**Records:**
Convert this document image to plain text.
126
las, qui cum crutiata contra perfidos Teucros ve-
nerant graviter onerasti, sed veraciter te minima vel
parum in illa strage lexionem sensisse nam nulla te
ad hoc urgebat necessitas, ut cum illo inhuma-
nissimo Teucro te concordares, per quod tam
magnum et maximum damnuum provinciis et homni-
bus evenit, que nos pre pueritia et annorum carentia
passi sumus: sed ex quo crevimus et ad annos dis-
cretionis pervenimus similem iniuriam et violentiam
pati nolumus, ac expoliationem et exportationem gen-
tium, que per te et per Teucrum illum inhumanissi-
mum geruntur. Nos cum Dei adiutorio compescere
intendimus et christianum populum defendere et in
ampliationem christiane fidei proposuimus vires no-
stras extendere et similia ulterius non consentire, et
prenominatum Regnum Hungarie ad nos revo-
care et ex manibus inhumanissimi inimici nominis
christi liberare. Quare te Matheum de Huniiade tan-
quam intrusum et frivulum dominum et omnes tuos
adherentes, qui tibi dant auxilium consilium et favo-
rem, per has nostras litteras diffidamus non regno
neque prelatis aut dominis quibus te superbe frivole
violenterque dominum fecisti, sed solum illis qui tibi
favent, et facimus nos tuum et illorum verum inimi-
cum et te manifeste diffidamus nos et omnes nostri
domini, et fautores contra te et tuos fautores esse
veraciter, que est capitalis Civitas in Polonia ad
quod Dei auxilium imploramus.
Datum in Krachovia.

**Exercise prompt:**
Give the entries once more, exactly as they appear.

**Task output:**
Convert this document image to plain text.
126
las, qui cum crutiata contra perfidos Teucros ve-
nerant graviter onerasti, sed veraciter te minima vel
parum in illa strage lexionem sensisse nam nulla te
ad hoc urgebat necessitas, ut cum illo inhuma-
nissimo Teucro te concordares, per quod tam
magnum et maximum damnuum provinciis et homni-
bus evenit, que nos pre pueritia et annorum carentia
passi sumus: sed ex quo crevimus et ad annos dis-
cretionis pervenimus similem iniuriam et violentiam
pati nolumus, ac expoliationem et exportationem gen-
tium, que per te et per Teucrum illum inhumanissi-
mum geruntur. Nos cum Dei adiutorio compescere
intendimus et christianum populum defendere et in
ampliationem christiane fidei proposuimus vires no-
stras extendere et similia ulterius non consentire, et
prenominatum Regnum Hungarie ad nos revo-
care et ex manibus inhumanissimi inimici nominis
christi liberare. Quare te Matheum de Huniiade tan-
quam intrusum et frivulum dominum et omnes tuos
adherentes, qui tibi dant auxilium consilium et favo-
rem, per has nostras litteras diffidamus non regno
neque prelatis aut dominis quibus te superbe frivole
violenterque dominum fecisti, sed solum illis qui tibi
favent, et facimus nos tuum et illorum verum inimi-
cum et te manifeste diffidamus nos et omnes nostri
domini, et fautores contra te et tuos fautores esse
veraciter, que est capitalis Civitas in Polonia ad
quod Dei auxilium imploramus.
Datum in Krachovia.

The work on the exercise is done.